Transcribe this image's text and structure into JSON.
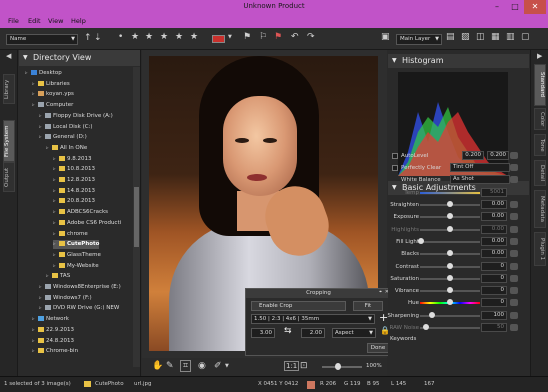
{
  "window": {
    "title": "Unknown Product"
  },
  "menu": {
    "file": "File",
    "edit": "Edit",
    "view": "View",
    "help": "Help"
  },
  "toolbar": {
    "sort": "Name",
    "layer": "Main Layer"
  },
  "left_tabs": {
    "library": "Library",
    "filesystem": "File System",
    "output": "Output"
  },
  "right_tabs": {
    "standard": "Standard",
    "color": "Color",
    "tone": "Tone",
    "detail": "Detail",
    "metadata": "Metadata",
    "plugin": "Plugin 1"
  },
  "directory": {
    "header": "Directory View",
    "items": [
      {
        "label": "Desktop"
      },
      {
        "label": "Libraries"
      },
      {
        "label": "koyan.yps"
      },
      {
        "label": "Computer"
      },
      {
        "label": "Floppy Disk Drive (A:)"
      },
      {
        "label": "Local Disk (C:)"
      },
      {
        "label": "General (D:)"
      },
      {
        "label": "All In ONe"
      },
      {
        "label": "9.8.2013"
      },
      {
        "label": "10.8.2013"
      },
      {
        "label": "12.8.2013"
      },
      {
        "label": "14.8.2013"
      },
      {
        "label": "20.8.2013"
      },
      {
        "label": "ADBCS6Cracks"
      },
      {
        "label": "Adobe CS6 Producti"
      },
      {
        "label": "chrome"
      },
      {
        "label": "CutePhoto"
      },
      {
        "label": "GlassTheme"
      },
      {
        "label": "My-Website"
      },
      {
        "label": "TAS"
      },
      {
        "label": "Windows8Enterprise (E:)"
      },
      {
        "label": "Windows7 (F:)"
      },
      {
        "label": "DVD RW Drive (G:) NEW"
      },
      {
        "label": "Network"
      },
      {
        "label": "22.9.2013"
      },
      {
        "label": "24.8.2013"
      },
      {
        "label": "Chrome-bin"
      }
    ]
  },
  "crop": {
    "title": "Cropping",
    "enable": "Enable Crop",
    "fit": "Fit",
    "ratio": "1.50 | 2:3 | 4x6 | 35mm",
    "w": "3.00",
    "h": "2.00",
    "mode": "Aspect",
    "done": "Done"
  },
  "histogram": {
    "title": "Histogram"
  },
  "adjust": {
    "title": "Basic Adjustments",
    "autolevel": {
      "label": "AutoLevel",
      "v1": "0.200",
      "v2": "0.200"
    },
    "perfectly_clear": {
      "label": "Perfectly Clear",
      "value": "Tint Off"
    },
    "white_balance": {
      "label": "White Balance",
      "value": "As Shot"
    },
    "temp": {
      "label": "Temp",
      "value": "5001"
    },
    "sliders": [
      {
        "label": "Straighten",
        "value": "0.00"
      },
      {
        "label": "Exposure",
        "value": "0.00"
      },
      {
        "label": "Highlights",
        "value": "0.00"
      },
      {
        "label": "Fill Light",
        "value": "0.00"
      },
      {
        "label": "Blacks",
        "value": "0.00"
      },
      {
        "label": "Contrast",
        "value": "0"
      },
      {
        "label": "Saturation",
        "value": "0"
      },
      {
        "label": "Vibrance",
        "value": "0"
      },
      {
        "label": "Hue",
        "value": "0"
      },
      {
        "label": "Sharpening",
        "value": "100"
      },
      {
        "label": "RAW Noise",
        "value": "50"
      }
    ],
    "keywords": "Keywords"
  },
  "bottom": {
    "zoom": "100%"
  },
  "status": {
    "selected": "1 selected of 3 image(s)",
    "folder": "CutePhoto",
    "file": "url.jpg",
    "coords": "X 0451 Y 0412",
    "r": "R 206",
    "g": "G 119",
    "b": "B 95",
    "l": "L 145",
    "v": "167"
  }
}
==============================
__DIRECTIVE__:
Return each line from the material above exactly, but not the pictures.

__SOLUTION TO THE EXERCISE__:
Transcribe this image's text and structure into JSON.
{
  "window": {
    "title": "Unknown Product"
  },
  "menu": {
    "file": "File",
    "edit": "Edit",
    "view": "View",
    "help": "Help"
  },
  "toolbar": {
    "sort": "Name",
    "layer": "Main Layer"
  },
  "left_tabs": {
    "library": "Library",
    "filesystem": "File System",
    "output": "Output"
  },
  "right_tabs": {
    "standard": "Standard",
    "color": "Color",
    "tone": "Tone",
    "detail": "Detail",
    "metadata": "Metadata",
    "plugin": "Plugin 1"
  },
  "directory": {
    "header": "Directory View",
    "items": [
      {
        "label": "Desktop"
      },
      {
        "label": "Libraries"
      },
      {
        "label": "koyan.yps"
      },
      {
        "label": "Computer"
      },
      {
        "label": "Floppy Disk Drive (A:)"
      },
      {
        "label": "Local Disk (C:)"
      },
      {
        "label": "General (D:)"
      },
      {
        "label": "All In ONe"
      },
      {
        "label": "9.8.2013"
      },
      {
        "label": "10.8.2013"
      },
      {
        "label": "12.8.2013"
      },
      {
        "label": "14.8.2013"
      },
      {
        "label": "20.8.2013"
      },
      {
        "label": "ADBCS6Cracks"
      },
      {
        "label": "Adobe CS6 Producti"
      },
      {
        "label": "chrome"
      },
      {
        "label": "CutePhoto"
      },
      {
        "label": "GlassTheme"
      },
      {
        "label": "My-Website"
      },
      {
        "label": "TAS"
      },
      {
        "label": "Windows8Enterprise (E:)"
      },
      {
        "label": "Windows7 (F:)"
      },
      {
        "label": "DVD RW Drive (G:) NEW"
      },
      {
        "label": "Network"
      },
      {
        "label": "22.9.2013"
      },
      {
        "label": "24.8.2013"
      },
      {
        "label": "Chrome-bin"
      }
    ]
  },
  "crop": {
    "title": "Cropping",
    "enable": "Enable Crop",
    "fit": "Fit",
    "ratio": "1.50 | 2:3 | 4x6 | 35mm",
    "w": "3.00",
    "h": "2.00",
    "mode": "Aspect",
    "done": "Done"
  },
  "histogram": {
    "title": "Histogram"
  },
  "adjust": {
    "title": "Basic Adjustments",
    "autolevel": {
      "label": "AutoLevel",
      "v1": "0.200",
      "v2": "0.200"
    },
    "perfectly_clear": {
      "label": "Perfectly Clear",
      "value": "Tint Off"
    },
    "white_balance": {
      "label": "White Balance",
      "value": "As Shot"
    },
    "temp": {
      "label": "Temp",
      "value": "5001"
    },
    "sliders": [
      {
        "label": "Straighten",
        "value": "0.00"
      },
      {
        "label": "Exposure",
        "value": "0.00"
      },
      {
        "label": "Highlights",
        "value": "0.00"
      },
      {
        "label": "Fill Light",
        "value": "0.00"
      },
      {
        "label": "Blacks",
        "value": "0.00"
      },
      {
        "label": "Contrast",
        "value": "0"
      },
      {
        "label": "Saturation",
        "value": "0"
      },
      {
        "label": "Vibrance",
        "value": "0"
      },
      {
        "label": "Hue",
        "value": "0"
      },
      {
        "label": "Sharpening",
        "value": "100"
      },
      {
        "label": "RAW Noise",
        "value": "50"
      }
    ],
    "keywords": "Keywords"
  },
  "bottom": {
    "zoom": "100%"
  },
  "status": {
    "selected": "1 selected of 3 image(s)",
    "folder": "CutePhoto",
    "file": "url.jpg",
    "coords": "X 0451 Y 0412",
    "r": "R 206",
    "g": "G 119",
    "b": "B 95",
    "l": "L 145",
    "v": "167"
  }
}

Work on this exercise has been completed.